▶ _Aim of the exercise_:
Type out all the records word for word. Any pictures are to be left out.

▶ _Data supplied_:
§ §

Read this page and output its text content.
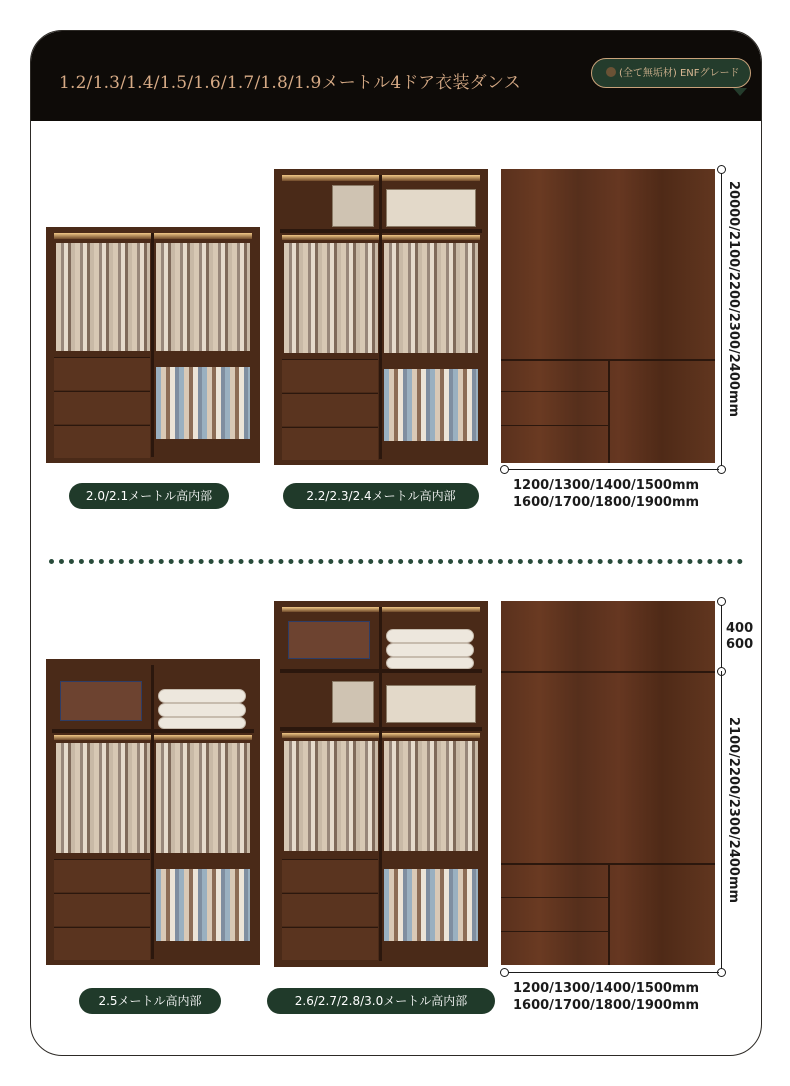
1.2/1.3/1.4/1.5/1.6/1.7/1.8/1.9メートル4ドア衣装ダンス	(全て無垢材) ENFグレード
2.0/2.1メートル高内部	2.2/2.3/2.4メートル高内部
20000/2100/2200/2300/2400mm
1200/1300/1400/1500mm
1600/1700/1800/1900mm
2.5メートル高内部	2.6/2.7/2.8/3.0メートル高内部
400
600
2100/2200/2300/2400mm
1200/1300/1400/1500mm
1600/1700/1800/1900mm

§ §

▶ _Solution for this exercise_:
Read this page and output its text content.
1.2/1.3/1.4/1.5/1.6/1.7/1.8/1.9メートル4ドア衣装ダンス	(全て無垢材) ENFグレード
2.0/2.1メートル高内部	2.2/2.3/2.4メートル高内部
20000/2100/2200/2300/2400mm
1200/1300/1400/1500mm
1600/1700/1800/1900mm
2.5メートル高内部	2.6/2.7/2.8/3.0メートル高内部
400
600
2100/2200/2300/2400mm
1200/1300/1400/1500mm
1600/1700/1800/1900mm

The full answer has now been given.